━━ AVAILABLE DATA
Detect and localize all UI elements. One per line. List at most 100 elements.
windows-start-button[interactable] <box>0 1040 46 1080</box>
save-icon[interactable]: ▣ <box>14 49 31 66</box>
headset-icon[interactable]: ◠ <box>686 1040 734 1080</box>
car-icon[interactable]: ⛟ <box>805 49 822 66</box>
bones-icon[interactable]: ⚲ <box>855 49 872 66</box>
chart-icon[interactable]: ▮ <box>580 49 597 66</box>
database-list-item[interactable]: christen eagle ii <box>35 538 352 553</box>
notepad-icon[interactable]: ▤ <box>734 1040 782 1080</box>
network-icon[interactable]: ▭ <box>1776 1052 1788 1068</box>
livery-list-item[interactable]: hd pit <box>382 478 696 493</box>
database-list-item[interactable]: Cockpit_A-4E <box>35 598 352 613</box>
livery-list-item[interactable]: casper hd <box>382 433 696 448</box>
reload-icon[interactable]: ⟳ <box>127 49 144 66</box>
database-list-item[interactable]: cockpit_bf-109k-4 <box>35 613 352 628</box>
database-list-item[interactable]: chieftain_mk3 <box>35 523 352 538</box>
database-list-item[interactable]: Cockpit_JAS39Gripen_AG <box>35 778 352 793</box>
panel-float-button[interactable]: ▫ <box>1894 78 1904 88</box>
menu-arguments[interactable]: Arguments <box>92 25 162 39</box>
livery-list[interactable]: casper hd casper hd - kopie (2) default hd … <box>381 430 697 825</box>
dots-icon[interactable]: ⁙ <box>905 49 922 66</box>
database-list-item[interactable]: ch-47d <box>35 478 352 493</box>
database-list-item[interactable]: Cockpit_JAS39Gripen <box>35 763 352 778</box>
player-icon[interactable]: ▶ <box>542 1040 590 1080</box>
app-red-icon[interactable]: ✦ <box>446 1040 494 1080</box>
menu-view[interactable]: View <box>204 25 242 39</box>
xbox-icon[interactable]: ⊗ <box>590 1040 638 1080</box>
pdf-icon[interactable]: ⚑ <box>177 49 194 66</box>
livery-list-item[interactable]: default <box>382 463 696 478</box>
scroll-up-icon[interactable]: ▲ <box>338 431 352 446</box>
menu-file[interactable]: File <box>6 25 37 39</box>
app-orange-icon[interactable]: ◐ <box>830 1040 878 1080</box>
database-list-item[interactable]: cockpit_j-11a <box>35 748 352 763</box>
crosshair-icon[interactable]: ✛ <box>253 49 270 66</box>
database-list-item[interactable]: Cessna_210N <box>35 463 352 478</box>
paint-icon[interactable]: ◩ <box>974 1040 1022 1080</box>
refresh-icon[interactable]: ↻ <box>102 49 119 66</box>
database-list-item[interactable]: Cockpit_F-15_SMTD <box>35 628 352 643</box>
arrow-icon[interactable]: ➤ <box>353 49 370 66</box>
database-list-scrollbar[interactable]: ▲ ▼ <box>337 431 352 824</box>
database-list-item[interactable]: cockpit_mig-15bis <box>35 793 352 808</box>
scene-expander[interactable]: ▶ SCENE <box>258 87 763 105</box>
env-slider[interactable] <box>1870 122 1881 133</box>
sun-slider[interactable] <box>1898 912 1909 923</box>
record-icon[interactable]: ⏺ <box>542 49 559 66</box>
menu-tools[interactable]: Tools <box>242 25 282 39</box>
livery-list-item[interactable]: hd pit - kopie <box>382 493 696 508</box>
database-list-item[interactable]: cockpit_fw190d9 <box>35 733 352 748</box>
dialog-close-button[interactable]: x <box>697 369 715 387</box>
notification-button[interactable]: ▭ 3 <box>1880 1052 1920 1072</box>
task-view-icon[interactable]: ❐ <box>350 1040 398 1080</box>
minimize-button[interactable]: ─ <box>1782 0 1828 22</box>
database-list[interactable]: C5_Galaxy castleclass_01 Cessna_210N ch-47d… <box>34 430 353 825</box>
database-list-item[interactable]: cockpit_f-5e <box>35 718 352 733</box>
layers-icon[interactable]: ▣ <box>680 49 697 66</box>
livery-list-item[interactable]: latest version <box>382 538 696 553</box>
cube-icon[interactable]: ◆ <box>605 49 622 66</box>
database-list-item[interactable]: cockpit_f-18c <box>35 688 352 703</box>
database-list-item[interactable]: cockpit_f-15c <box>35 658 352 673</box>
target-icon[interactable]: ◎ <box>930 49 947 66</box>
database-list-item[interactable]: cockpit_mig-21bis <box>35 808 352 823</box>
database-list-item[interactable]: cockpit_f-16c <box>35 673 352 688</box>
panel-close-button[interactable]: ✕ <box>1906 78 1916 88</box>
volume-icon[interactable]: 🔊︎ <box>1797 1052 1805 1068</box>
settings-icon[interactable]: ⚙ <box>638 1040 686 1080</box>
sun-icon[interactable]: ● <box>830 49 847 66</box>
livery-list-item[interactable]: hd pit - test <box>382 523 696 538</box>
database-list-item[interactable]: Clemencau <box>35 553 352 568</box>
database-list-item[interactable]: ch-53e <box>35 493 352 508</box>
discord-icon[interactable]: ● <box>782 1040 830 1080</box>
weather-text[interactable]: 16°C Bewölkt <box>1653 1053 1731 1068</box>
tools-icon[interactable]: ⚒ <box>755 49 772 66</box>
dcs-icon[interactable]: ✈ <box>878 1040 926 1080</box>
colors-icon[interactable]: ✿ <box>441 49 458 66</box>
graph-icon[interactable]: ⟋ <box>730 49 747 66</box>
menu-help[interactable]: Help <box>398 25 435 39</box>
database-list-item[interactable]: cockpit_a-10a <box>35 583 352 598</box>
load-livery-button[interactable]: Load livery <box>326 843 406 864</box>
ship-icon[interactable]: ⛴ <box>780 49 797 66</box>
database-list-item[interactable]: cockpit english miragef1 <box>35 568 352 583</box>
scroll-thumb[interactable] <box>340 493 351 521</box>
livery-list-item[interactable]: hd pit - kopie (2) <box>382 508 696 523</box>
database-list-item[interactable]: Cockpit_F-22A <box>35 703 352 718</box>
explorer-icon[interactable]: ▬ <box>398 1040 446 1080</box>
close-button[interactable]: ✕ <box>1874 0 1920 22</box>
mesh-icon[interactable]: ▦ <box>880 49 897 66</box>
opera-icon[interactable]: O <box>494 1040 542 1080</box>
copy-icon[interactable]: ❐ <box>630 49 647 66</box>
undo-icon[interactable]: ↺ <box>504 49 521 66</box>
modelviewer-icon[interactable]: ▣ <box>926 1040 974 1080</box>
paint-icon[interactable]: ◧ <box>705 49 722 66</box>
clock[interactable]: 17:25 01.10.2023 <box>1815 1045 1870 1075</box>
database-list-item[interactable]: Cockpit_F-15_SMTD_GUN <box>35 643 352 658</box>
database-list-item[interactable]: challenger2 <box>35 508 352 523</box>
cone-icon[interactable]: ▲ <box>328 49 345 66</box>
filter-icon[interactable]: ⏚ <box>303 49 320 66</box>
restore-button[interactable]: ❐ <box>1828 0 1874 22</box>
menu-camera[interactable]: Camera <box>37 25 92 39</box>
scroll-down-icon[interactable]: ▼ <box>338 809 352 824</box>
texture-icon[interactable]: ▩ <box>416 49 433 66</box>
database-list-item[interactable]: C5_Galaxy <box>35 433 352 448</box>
━━━━
[TO BE DONE]: Please convert every line of the material above into a JSON list of strings, one string per line, omitting any blank lines.

[COMPLETED EXERCISE]:
[
  "Detect and localize all UI elements. One per line. List at most 100 elements.",
  "windows-start-button[interactable] <box>0 1040 46 1080</box>",
  "save-icon[interactable]: ▣ <box>14 49 31 66</box>",
  "headset-icon[interactable]: ◠ <box>686 1040 734 1080</box>",
  "car-icon[interactable]: ⛟ <box>805 49 822 66</box>",
  "bones-icon[interactable]: ⚲ <box>855 49 872 66</box>",
  "chart-icon[interactable]: ▮ <box>580 49 597 66</box>",
  "database-list-item[interactable]: christen eagle ii <box>35 538 352 553</box>",
  "notepad-icon[interactable]: ▤ <box>734 1040 782 1080</box>",
  "network-icon[interactable]: ▭ <box>1776 1052 1788 1068</box>",
  "livery-list-item[interactable]: hd pit <box>382 478 696 493</box>",
  "database-list-item[interactable]: Cockpit_A-4E <box>35 598 352 613</box>",
  "livery-list-item[interactable]: casper hd <box>382 433 696 448</box>",
  "reload-icon[interactable]: ⟳ <box>127 49 144 66</box>",
  "database-list-item[interactable]: cockpit_bf-109k-4 <box>35 613 352 628</box>",
  "database-list-item[interactable]: chieftain_mk3 <box>35 523 352 538</box>",
  "database-list-item[interactable]: Cockpit_JAS39Gripen_AG <box>35 778 352 793</box>",
  "panel-float-button[interactable]: ▫ <box>1894 78 1904 88</box>",
  "menu-arguments[interactable]: Arguments <box>92 25 162 39</box>",
  "livery-list[interactable]: casper hd casper hd - kopie (2) default hd … <box>381 430 697 825</box>",
  "dots-icon[interactable]: ⁙ <box>905 49 922 66</box>",
  "database-list-item[interactable]: ch-47d <box>35 478 352 493</box>",
  "database-list-item[interactable]: Cockpit_JAS39Gripen <box>35 763 352 778</box>",
  "player-icon[interactable]: ▶ <box>542 1040 590 1080</box>",
  "app-red-icon[interactable]: ✦ <box>446 1040 494 1080</box>",
  "menu-view[interactable]: View <box>204 25 242 39</box>",
  "xbox-icon[interactable]: ⊗ <box>590 1040 638 1080</box>",
  "pdf-icon[interactable]: ⚑ <box>177 49 194 66</box>",
  "livery-list-item[interactable]: default <box>382 463 696 478</box>",
  "scroll-up-icon[interactable]: ▲ <box>338 431 352 446</box>",
  "menu-file[interactable]: File <box>6 25 37 39</box>",
  "app-orange-icon[interactable]: ◐ <box>830 1040 878 1080</box>",
  "database-list-item[interactable]: cockpit_j-11a <box>35 748 352 763</box>",
  "crosshair-icon[interactable]: ✛ <box>253 49 270 66</box>",
  "database-list-item[interactable]: Cessna_210N <box>35 463 352 478</box>",
  "paint-icon[interactable]: ◩ <box>974 1040 1022 1080</box>",
  "refresh-icon[interactable]: ↻ <box>102 49 119 66</box>",
  "database-list-item[interactable]: Cockpit_F-15_SMTD <box>35 628 352 643</box>",
  "arrow-icon[interactable]: ➤ <box>353 49 370 66</box>",
  "database-list-scrollbar[interactable]: ▲ ▼ <box>337 431 352 824</box>",
  "database-list-item[interactable]: cockpit_mig-15bis <box>35 793 352 808</box>",
  "scene-expander[interactable]: ▶ SCENE <box>258 87 763 105</box>",
  "env-slider[interactable] <box>1870 122 1881 133</box>",
  "sun-slider[interactable] <box>1898 912 1909 923</box>",
  "record-icon[interactable]: ⏺ <box>542 49 559 66</box>",
  "menu-tools[interactable]: Tools <box>242 25 282 39</box>",
  "livery-list-item[interactable]: hd pit - kopie <box>382 493 696 508</box>",
  "database-list-item[interactable]: cockpit_fw190d9 <box>35 733 352 748</box>",
  "dialog-close-button[interactable]: x <box>697 369 715 387</box>",
  "notification-button[interactable]: ▭ 3 <box>1880 1052 1920 1072</box>",
  "task-view-icon[interactable]: ❐ <box>350 1040 398 1080</box>",
  "minimize-button[interactable]: ─ <box>1782 0 1828 22</box>",
  "database-list[interactable]: C5_Galaxy castleclass_01 Cessna_210N ch-47d… <box>34 430 353 825</box>",
  "database-list-item[interactable]: cockpit_f-5e <box>35 718 352 733</box>",
  "layers-icon[interactable]: ▣ <box>680 49 697 66</box>",
  "livery-list-item[interactable]: latest version <box>382 538 696 553</box>",
  "cube-icon[interactable]: ◆ <box>605 49 622 66</box>",
  "database-list-item[interactable]: cockpit_f-18c <box>35 688 352 703</box>",
  "database-list-item[interactable]: cockpit_f-15c <box>35 658 352 673</box>",
  "target-icon[interactable]: ◎ <box>930 49 947 66</box>",
  "database-list-item[interactable]: cockpit_mig-21bis <box>35 808 352 823</box>",
  "database-list-item[interactable]: cockpit_f-16c <box>35 673 352 688</box>",
  "panel-close-button[interactable]: ✕ <box>1906 78 1916 88</box>",
  "volume-icon[interactable]: 🔊︎ <box>1797 1052 1805 1068</box>",
  "settings-icon[interactable]: ⚙ <box>638 1040 686 1080</box>",
  "sun-icon[interactable]: ● <box>830 49 847 66</box>",
  "livery-list-item[interactable]: hd pit - test <box>382 523 696 538</box>",
  "database-list-item[interactable]: Clemencau <box>35 553 352 568</box>",
  "database-list-item[interactable]: ch-53e <box>35 493 352 508</box>",
  "discord-icon[interactable]: ● <box>782 1040 830 1080</box>",
  "weather-text[interactable]: 16°C Bewölkt <box>1653 1053 1731 1068</box>",
  "tools-icon[interactable]: ⚒ <box>755 49 772 66</box>",
  "dcs-icon[interactable]: ✈ <box>878 1040 926 1080</box>",
  "colors-icon[interactable]: ✿ <box>441 49 458 66</box>",
  "graph-icon[interactable]: ⟋ <box>730 49 747 66</box>",
  "menu-help[interactable]: Help <box>398 25 435 39</box>",
  "database-list-item[interactable]: cockpit_a-10a <box>35 583 352 598</box>",
  "load-livery-button[interactable]: Load livery <box>326 843 406 864</box>",
  "ship-icon[interactable]: ⛴ <box>780 49 797 66</box>",
  "database-list-item[interactable]: cockpit english miragef1 <box>35 568 352 583</box>",
  "scroll-thumb[interactable] <box>340 493 351 521</box>",
  "livery-list-item[interactable]: hd pit - kopie (2) <box>382 508 696 523</box>",
  "database-list-item[interactable]: Cockpit_F-22A <box>35 703 352 718</box>",
  "explorer-icon[interactable]: ▬ <box>398 1040 446 1080</box>",
  "close-button[interactable]: ✕ <box>1874 0 1920 22</box>",
  "mesh-icon[interactable]: ▦ <box>880 49 897 66</box>",
  "opera-icon[interactable]: O <box>494 1040 542 1080</box>",
  "copy-icon[interactable]: ❐ <box>630 49 647 66</box>",
  "undo-icon[interactable]: ↺ <box>504 49 521 66</box>",
  "modelviewer-icon[interactable]: ▣ <box>926 1040 974 1080</box>",
  "paint-icon[interactable]: ◧ <box>705 49 722 66</box>",
  "clock[interactable]: 17:25 01.10.2023 <box>1815 1045 1870 1075</box>",
  "database-list-item[interactable]: Cockpit_F-15_SMTD_GUN <box>35 643 352 658</box>",
  "database-list-item[interactable]: challenger2 <box>35 508 352 523</box>",
  "cone-icon[interactable]: ▲ <box>328 49 345 66</box>",
  "filter-icon[interactable]: ⏚ <box>303 49 320 66</box>",
  "restore-button[interactable]: ❐ <box>1828 0 1874 22</box>",
  "menu-camera[interactable]: Camera <box>37 25 92 39</box>",
  "scroll-down-icon[interactable]: ▼ <box>338 809 352 824</box>",
  "texture-icon[interactable]: ▩ <box>416 49 433 66</box>",
  "database-list-item[interactable]: C5_Galaxy <box>35 433 352 448</box>"
]